▶ TASK INPUTS
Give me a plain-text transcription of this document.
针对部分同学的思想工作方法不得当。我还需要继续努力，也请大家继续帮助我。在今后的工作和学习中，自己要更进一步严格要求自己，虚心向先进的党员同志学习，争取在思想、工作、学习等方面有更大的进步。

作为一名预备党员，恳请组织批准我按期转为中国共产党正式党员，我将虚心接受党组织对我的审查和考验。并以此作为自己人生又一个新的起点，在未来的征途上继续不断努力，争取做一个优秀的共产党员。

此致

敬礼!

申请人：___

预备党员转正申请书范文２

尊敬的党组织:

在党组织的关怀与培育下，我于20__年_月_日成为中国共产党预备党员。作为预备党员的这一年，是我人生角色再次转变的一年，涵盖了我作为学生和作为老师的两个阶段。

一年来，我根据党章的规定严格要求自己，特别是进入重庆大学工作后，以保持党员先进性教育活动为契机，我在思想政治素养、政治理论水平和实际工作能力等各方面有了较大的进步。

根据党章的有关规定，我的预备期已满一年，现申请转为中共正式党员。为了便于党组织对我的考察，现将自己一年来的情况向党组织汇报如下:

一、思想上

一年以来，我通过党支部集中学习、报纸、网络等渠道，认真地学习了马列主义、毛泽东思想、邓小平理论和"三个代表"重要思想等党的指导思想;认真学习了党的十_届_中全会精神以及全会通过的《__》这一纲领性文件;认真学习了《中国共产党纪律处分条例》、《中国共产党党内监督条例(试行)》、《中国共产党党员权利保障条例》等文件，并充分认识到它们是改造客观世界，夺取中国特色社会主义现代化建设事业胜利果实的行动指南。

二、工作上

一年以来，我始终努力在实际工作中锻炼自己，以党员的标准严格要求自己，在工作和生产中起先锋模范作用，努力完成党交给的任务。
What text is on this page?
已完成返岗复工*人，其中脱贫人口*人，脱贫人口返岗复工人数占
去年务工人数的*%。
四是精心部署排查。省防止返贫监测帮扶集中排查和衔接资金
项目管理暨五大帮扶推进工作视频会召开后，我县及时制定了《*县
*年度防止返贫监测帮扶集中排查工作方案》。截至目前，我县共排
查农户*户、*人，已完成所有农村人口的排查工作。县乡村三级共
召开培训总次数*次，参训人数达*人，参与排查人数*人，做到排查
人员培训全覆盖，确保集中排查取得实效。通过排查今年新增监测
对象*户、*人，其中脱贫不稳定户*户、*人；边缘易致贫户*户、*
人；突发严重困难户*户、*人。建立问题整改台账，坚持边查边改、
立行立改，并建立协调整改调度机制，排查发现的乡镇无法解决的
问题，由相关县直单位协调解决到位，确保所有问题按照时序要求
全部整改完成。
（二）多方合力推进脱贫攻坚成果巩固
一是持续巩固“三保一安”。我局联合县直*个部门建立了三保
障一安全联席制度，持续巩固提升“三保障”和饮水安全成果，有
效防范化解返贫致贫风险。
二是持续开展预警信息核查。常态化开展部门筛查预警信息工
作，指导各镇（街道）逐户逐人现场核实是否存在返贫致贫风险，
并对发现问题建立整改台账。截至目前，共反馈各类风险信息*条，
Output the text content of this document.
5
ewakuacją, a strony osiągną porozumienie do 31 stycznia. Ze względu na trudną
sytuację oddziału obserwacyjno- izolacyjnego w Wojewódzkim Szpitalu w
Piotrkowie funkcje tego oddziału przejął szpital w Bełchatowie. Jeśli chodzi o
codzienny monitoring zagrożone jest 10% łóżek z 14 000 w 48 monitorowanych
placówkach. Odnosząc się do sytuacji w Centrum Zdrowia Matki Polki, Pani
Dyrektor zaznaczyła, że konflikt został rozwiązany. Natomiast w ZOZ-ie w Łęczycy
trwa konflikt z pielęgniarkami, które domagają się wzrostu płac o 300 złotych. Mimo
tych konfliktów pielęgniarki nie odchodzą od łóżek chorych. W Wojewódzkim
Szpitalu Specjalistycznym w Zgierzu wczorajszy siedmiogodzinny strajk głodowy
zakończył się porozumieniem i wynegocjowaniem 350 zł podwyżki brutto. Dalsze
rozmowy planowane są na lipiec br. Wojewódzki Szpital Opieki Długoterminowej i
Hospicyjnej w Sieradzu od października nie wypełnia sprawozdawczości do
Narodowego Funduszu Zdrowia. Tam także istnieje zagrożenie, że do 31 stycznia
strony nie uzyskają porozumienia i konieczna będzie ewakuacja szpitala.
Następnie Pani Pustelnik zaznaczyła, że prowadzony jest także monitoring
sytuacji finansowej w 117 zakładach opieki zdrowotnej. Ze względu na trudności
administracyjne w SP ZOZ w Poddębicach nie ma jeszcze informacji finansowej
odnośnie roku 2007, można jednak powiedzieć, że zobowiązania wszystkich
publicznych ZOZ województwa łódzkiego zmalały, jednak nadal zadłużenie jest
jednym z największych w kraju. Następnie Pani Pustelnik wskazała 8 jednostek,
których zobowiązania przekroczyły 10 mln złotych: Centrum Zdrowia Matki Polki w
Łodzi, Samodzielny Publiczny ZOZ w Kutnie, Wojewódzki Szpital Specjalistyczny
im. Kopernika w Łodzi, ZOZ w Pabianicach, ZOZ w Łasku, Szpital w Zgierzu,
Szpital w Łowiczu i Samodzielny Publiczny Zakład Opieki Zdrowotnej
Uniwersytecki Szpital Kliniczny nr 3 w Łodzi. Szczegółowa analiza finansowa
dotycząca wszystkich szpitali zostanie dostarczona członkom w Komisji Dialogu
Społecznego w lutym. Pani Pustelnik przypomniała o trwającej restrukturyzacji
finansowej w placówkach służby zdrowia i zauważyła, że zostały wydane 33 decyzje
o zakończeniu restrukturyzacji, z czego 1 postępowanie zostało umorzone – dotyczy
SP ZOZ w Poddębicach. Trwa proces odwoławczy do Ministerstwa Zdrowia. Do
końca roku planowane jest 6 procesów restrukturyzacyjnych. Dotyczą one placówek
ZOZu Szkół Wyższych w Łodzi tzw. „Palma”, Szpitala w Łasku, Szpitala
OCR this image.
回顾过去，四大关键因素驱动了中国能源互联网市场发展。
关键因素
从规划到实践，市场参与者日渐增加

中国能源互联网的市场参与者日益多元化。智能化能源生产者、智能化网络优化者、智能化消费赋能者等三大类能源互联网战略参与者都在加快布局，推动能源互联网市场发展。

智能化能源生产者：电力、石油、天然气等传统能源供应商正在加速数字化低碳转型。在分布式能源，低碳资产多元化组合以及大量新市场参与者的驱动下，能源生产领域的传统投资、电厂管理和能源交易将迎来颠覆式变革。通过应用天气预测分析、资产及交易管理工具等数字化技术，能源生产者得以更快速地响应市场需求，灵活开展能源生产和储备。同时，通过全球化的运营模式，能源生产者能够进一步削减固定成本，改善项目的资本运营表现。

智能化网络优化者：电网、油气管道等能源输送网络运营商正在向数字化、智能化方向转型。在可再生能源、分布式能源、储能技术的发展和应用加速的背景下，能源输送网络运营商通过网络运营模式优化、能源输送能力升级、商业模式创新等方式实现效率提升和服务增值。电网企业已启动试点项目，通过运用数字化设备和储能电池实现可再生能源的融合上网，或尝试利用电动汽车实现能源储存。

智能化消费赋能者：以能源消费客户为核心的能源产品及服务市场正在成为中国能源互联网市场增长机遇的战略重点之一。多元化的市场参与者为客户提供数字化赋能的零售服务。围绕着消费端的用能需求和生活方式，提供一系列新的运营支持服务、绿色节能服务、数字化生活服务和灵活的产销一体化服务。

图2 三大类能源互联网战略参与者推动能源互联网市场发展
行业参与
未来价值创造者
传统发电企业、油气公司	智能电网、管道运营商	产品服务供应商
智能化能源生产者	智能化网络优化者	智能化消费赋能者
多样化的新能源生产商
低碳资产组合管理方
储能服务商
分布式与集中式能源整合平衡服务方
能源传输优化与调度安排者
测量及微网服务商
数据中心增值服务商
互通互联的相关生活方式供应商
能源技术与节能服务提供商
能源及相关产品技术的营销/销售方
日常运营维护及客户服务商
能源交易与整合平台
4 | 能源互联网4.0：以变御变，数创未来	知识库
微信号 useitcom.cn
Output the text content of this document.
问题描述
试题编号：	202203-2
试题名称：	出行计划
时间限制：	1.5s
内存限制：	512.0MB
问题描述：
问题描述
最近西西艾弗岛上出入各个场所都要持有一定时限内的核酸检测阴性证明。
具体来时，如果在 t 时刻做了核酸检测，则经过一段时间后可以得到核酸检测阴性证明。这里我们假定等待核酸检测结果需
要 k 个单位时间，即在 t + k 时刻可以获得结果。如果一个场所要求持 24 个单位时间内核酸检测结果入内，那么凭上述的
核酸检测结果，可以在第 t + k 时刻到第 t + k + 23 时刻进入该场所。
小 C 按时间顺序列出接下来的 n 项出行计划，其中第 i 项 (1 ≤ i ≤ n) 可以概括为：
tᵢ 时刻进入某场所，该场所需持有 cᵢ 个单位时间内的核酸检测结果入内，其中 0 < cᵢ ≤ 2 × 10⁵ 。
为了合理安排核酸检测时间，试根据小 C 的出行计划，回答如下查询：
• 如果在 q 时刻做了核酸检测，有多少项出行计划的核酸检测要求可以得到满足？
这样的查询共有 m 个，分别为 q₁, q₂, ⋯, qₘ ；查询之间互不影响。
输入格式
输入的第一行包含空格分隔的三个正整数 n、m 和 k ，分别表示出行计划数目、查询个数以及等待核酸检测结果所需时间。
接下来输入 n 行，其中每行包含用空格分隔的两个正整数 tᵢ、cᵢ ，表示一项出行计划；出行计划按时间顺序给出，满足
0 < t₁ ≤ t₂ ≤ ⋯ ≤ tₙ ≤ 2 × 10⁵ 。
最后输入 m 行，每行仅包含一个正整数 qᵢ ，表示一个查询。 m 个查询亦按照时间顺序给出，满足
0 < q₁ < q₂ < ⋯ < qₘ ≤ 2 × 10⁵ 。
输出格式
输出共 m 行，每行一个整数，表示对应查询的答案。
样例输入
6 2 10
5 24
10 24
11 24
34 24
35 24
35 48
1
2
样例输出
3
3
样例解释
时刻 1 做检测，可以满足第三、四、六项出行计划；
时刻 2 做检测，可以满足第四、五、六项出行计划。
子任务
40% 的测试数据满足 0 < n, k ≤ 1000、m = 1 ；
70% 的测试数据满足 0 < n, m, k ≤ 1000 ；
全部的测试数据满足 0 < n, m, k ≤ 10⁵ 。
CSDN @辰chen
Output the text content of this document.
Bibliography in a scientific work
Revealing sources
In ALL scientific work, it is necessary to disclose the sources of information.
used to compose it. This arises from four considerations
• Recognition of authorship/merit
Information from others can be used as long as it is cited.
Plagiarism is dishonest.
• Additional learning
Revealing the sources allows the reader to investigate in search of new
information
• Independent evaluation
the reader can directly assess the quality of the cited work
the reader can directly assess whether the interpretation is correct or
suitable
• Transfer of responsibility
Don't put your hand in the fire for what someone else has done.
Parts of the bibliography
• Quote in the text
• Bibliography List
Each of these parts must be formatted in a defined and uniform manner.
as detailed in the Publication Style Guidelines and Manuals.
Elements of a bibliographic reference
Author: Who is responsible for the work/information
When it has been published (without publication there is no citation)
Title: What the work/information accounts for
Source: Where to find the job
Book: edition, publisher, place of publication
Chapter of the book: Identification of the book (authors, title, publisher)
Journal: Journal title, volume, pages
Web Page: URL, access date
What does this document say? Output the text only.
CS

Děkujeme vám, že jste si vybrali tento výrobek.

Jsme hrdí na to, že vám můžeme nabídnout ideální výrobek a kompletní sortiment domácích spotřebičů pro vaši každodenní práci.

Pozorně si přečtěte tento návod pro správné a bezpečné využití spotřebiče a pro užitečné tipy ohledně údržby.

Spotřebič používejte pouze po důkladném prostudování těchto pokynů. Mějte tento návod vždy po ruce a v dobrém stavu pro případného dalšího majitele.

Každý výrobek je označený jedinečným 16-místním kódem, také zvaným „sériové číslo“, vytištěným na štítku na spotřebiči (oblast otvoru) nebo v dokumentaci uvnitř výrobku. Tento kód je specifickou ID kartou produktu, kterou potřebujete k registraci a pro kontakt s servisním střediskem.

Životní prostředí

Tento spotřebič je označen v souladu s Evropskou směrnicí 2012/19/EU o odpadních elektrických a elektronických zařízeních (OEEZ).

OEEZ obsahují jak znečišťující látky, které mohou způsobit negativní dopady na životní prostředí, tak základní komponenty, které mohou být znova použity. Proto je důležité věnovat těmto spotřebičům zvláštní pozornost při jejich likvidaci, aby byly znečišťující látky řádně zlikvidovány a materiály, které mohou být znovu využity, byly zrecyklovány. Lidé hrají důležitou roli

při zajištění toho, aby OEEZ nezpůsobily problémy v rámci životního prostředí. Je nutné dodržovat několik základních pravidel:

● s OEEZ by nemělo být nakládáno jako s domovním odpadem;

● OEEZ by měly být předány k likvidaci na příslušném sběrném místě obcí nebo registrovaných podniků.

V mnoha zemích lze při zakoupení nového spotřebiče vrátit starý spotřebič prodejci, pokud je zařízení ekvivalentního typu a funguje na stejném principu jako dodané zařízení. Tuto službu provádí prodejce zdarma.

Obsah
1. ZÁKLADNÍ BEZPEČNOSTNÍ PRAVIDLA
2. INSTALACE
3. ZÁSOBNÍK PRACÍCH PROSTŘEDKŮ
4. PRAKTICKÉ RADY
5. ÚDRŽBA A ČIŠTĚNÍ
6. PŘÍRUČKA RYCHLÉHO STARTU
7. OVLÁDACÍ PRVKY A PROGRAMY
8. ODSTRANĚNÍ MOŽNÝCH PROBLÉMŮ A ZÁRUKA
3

▶ GIVEN INSTRUCTION
Count how many lines above include the word "scientific" and answer with that figure only.

▶ THE SOLUTION
2